▶ **EXERCISE DESCRIPTION**:
Pick out the lines below that contain the string "SOFT" and copy them all.

::: RECORD SET

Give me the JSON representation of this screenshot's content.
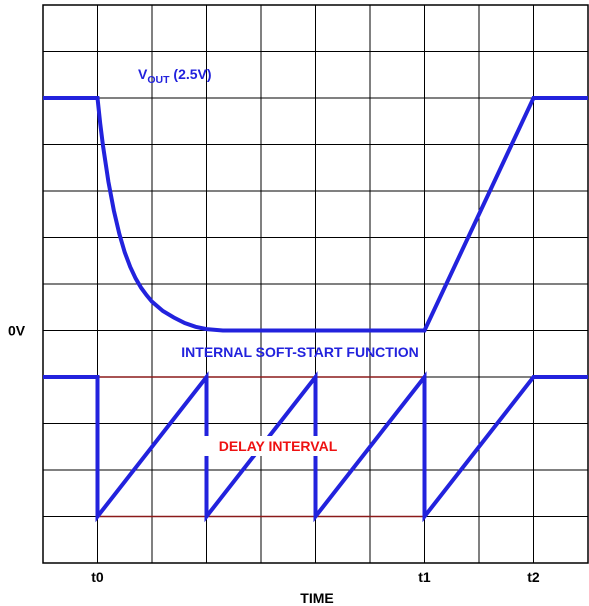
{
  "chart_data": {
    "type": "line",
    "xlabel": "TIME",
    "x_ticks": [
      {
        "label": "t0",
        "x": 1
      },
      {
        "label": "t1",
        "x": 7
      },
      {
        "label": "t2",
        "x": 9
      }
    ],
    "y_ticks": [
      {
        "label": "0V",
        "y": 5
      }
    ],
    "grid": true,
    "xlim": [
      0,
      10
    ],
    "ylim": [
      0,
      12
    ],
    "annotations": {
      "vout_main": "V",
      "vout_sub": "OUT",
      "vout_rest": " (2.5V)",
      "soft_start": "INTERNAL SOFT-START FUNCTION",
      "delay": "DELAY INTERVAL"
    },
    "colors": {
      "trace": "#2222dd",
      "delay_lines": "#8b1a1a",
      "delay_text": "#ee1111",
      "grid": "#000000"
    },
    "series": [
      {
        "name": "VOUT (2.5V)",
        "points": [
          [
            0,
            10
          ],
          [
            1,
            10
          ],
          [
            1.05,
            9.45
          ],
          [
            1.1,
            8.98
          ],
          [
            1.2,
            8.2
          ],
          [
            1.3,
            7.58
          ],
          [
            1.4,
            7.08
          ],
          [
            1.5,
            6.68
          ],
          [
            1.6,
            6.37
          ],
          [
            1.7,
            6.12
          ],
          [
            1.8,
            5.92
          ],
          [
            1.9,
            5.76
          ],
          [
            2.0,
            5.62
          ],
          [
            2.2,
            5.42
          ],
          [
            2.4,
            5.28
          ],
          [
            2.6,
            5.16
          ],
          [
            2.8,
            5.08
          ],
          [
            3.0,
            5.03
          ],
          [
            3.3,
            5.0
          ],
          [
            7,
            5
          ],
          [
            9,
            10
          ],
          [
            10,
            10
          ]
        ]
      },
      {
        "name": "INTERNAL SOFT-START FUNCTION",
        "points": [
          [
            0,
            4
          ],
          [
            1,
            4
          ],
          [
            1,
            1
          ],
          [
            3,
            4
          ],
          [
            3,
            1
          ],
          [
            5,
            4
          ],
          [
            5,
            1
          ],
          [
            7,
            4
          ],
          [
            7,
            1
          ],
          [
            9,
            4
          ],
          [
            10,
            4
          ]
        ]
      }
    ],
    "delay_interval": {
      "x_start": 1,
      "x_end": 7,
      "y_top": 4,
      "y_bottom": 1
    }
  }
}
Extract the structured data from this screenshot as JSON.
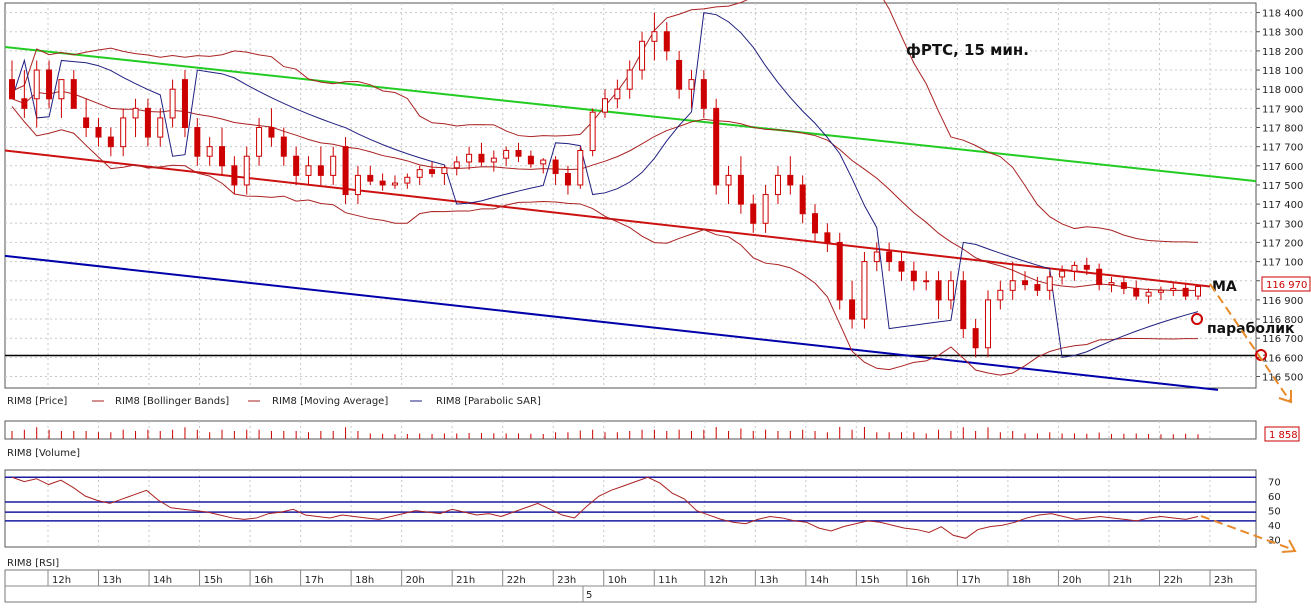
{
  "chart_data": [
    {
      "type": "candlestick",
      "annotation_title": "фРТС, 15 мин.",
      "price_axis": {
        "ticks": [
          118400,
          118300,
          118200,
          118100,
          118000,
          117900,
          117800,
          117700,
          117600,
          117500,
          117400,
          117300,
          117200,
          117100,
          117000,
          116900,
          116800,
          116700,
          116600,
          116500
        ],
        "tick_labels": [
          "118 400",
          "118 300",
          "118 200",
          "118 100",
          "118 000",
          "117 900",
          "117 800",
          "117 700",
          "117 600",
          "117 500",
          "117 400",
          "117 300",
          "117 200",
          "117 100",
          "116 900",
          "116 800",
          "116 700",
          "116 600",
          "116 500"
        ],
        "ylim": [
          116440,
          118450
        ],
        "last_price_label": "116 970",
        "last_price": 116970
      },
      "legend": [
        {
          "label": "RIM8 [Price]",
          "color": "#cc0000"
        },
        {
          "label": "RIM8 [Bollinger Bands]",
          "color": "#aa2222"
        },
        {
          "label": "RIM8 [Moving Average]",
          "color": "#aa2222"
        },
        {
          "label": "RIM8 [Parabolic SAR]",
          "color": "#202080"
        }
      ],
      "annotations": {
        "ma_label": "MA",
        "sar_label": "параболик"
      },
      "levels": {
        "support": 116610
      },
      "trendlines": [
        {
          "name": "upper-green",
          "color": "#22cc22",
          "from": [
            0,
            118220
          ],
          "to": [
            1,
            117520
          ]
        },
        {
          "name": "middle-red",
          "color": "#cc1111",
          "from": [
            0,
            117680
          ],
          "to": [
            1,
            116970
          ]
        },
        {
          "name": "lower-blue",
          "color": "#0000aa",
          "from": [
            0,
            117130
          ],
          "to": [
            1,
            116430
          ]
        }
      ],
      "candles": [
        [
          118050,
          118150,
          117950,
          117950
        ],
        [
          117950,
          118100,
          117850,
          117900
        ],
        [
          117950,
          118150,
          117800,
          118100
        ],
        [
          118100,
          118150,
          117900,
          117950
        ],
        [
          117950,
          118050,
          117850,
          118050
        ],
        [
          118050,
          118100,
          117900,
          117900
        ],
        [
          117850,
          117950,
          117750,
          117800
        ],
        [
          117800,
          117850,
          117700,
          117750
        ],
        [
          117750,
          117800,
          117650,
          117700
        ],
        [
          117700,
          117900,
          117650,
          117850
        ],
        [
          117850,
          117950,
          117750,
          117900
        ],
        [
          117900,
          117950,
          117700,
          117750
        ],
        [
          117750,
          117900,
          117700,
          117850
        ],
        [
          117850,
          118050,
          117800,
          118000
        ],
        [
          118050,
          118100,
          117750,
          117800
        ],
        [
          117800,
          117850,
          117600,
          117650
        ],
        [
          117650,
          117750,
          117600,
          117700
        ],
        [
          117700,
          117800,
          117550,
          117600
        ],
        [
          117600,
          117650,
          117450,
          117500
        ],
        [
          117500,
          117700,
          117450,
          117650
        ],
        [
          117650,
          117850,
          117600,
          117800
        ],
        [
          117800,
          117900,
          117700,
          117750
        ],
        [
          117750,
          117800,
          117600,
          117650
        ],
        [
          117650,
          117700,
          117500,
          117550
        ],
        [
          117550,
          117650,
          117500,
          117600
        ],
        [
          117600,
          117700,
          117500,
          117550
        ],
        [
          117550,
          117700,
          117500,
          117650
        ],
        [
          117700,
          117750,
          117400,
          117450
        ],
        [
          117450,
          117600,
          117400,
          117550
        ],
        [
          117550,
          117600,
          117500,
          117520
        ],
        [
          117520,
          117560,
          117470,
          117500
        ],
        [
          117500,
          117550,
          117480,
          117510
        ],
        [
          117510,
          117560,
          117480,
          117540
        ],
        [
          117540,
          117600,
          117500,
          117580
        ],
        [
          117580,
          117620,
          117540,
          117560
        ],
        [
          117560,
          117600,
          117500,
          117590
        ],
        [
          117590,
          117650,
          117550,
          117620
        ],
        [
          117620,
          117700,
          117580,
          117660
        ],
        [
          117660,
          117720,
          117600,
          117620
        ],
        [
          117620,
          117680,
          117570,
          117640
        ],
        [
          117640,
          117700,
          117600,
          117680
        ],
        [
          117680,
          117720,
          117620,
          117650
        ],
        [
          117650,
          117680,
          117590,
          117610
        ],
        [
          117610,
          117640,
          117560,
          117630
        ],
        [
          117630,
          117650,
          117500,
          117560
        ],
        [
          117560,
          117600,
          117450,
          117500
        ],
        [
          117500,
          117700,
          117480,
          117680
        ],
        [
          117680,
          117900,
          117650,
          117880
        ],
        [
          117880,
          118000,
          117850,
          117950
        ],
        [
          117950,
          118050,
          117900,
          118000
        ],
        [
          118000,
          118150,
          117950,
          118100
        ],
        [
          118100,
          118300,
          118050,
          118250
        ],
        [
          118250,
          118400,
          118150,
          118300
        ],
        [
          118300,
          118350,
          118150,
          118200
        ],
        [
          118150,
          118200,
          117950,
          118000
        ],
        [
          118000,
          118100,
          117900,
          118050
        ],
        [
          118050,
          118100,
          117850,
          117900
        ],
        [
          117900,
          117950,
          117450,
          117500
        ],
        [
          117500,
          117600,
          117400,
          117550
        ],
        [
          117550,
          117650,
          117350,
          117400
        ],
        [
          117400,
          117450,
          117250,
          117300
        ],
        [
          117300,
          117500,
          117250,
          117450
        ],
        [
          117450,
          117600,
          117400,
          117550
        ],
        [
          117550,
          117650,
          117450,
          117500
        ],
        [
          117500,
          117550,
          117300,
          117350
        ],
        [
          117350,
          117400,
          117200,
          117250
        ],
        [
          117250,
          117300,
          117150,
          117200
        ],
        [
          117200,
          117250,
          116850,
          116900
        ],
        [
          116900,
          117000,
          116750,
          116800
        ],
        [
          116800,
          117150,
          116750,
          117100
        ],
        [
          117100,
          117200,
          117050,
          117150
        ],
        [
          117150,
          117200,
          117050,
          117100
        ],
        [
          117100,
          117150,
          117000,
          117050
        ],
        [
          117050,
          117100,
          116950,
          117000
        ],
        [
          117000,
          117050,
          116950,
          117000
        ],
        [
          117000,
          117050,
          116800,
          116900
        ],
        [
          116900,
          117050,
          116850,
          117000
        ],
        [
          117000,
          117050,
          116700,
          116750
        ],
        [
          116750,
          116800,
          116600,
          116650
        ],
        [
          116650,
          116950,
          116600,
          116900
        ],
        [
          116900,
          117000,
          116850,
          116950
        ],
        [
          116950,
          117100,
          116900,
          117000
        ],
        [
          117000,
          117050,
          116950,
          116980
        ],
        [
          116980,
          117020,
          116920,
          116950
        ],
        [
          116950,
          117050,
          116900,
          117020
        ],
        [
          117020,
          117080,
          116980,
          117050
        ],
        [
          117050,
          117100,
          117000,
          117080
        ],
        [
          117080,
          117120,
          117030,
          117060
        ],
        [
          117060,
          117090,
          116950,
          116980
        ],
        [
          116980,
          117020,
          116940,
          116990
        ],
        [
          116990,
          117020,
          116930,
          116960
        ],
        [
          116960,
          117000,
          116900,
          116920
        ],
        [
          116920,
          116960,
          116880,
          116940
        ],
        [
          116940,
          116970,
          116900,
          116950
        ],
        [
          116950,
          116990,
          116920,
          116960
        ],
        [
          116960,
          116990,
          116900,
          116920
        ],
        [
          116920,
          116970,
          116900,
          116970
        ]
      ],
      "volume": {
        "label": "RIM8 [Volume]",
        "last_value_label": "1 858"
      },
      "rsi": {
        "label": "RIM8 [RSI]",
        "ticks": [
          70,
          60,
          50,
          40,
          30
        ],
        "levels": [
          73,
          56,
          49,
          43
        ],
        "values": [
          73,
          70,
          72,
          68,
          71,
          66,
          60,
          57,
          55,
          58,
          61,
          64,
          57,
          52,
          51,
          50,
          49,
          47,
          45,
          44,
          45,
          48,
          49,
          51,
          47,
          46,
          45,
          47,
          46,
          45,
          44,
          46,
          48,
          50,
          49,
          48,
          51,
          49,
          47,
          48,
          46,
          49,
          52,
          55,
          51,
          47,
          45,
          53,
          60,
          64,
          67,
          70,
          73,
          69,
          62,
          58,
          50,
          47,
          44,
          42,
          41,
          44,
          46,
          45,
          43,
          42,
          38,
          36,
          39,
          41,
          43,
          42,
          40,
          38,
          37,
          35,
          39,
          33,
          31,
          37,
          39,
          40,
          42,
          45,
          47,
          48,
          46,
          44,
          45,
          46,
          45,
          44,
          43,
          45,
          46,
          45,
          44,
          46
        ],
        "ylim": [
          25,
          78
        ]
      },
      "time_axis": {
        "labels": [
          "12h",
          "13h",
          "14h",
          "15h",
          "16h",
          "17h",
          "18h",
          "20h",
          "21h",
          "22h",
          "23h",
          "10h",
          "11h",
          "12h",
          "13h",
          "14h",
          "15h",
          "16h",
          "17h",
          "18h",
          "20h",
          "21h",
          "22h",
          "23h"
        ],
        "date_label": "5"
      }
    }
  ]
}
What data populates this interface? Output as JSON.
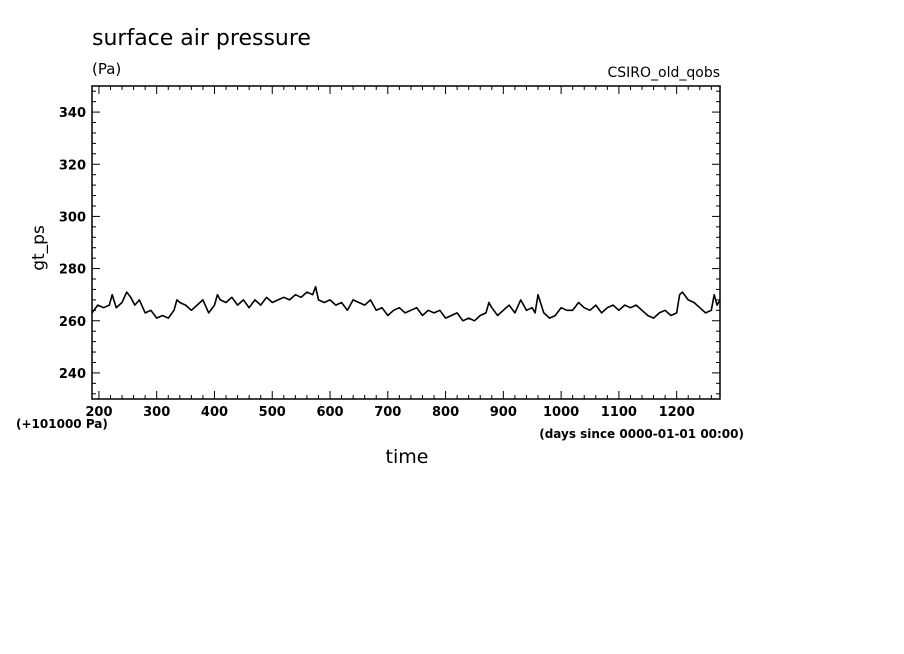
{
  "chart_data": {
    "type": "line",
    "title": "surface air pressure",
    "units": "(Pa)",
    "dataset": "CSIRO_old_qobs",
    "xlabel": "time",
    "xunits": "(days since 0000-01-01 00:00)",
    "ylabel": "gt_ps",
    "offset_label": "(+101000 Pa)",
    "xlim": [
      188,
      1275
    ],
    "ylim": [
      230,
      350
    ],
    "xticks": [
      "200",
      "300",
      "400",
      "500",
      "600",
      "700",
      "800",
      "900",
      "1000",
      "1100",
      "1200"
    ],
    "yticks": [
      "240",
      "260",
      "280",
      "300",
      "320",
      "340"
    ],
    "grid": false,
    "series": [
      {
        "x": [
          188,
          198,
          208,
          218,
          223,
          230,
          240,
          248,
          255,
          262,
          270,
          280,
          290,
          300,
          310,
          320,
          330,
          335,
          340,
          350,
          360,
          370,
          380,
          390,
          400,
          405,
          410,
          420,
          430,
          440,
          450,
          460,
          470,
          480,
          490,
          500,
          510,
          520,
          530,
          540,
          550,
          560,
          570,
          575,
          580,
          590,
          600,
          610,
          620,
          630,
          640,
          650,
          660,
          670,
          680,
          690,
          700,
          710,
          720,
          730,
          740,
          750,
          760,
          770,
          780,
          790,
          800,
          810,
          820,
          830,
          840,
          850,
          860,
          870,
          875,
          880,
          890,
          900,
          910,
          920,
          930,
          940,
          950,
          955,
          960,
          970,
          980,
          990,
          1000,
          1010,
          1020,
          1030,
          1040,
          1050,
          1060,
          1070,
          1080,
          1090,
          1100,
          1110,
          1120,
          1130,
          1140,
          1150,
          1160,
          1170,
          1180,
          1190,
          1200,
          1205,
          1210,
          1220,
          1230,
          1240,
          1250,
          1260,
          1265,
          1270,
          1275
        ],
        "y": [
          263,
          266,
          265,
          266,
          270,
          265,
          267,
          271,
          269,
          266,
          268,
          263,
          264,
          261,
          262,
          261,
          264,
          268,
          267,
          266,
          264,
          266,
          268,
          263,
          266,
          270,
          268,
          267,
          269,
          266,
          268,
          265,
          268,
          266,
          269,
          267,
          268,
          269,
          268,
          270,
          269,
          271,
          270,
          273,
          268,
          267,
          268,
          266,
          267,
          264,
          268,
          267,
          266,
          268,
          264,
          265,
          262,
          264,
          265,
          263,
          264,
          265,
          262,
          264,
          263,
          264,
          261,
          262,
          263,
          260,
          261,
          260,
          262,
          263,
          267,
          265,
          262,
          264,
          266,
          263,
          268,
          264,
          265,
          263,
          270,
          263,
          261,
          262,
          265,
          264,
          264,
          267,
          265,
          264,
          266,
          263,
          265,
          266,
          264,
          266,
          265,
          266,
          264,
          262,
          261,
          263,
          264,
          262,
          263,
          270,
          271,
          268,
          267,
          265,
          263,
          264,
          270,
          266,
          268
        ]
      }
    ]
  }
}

::::::

▶ **TASK SOLUTION**:
      "soft_start": "INTERNAL SOFT-START FUNCTION",
        "name": "INTERNAL SOFT-START FUNCTION",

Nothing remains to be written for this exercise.